What you are asked to do:
Every entry must be given again exactly.
[Begin]
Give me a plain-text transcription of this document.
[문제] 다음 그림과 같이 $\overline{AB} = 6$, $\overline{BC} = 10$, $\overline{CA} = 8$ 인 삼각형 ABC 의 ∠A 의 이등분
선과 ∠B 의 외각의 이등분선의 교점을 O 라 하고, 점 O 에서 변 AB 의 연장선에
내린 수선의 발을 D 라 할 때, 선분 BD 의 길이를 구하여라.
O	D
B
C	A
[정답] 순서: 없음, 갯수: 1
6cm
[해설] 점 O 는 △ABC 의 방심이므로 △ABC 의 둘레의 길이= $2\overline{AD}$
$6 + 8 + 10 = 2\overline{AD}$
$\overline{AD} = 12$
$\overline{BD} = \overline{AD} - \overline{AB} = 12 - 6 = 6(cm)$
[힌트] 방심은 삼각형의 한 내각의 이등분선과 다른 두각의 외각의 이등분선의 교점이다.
[End]
Exercise response:
Give me a plain-text transcription of this document.
[문제] 다음 그림과 같이 $\overline{AB} = 6$, $\overline{BC} = 10$, $\overline{CA} = 8$ 인 삼각형 ABC 의 ∠A 의 이등분
선과 ∠B 의 외각의 이등분선의 교점을 O 라 하고, 점 O 에서 변 AB 의 연장선에
내린 수선의 발을 D 라 할 때, 선분 BD 의 길이를 구하여라.
O	D
B
C	A
[정답] 순서: 없음, 갯수: 1
6cm
[해설] 점 O 는 △ABC 의 방심이므로 △ABC 의 둘레의 길이= $2\overline{AD}$
$6 + 8 + 10 = 2\overline{AD}$
$\overline{AD} = 12$
$\overline{BD} = \overline{AD} - \overline{AB} = 12 - 6 = 6(cm)$
[힌트] 방심은 삼각형의 한 내각의 이등분선과 다른 두각의 외각의 이등분선의 교점이다.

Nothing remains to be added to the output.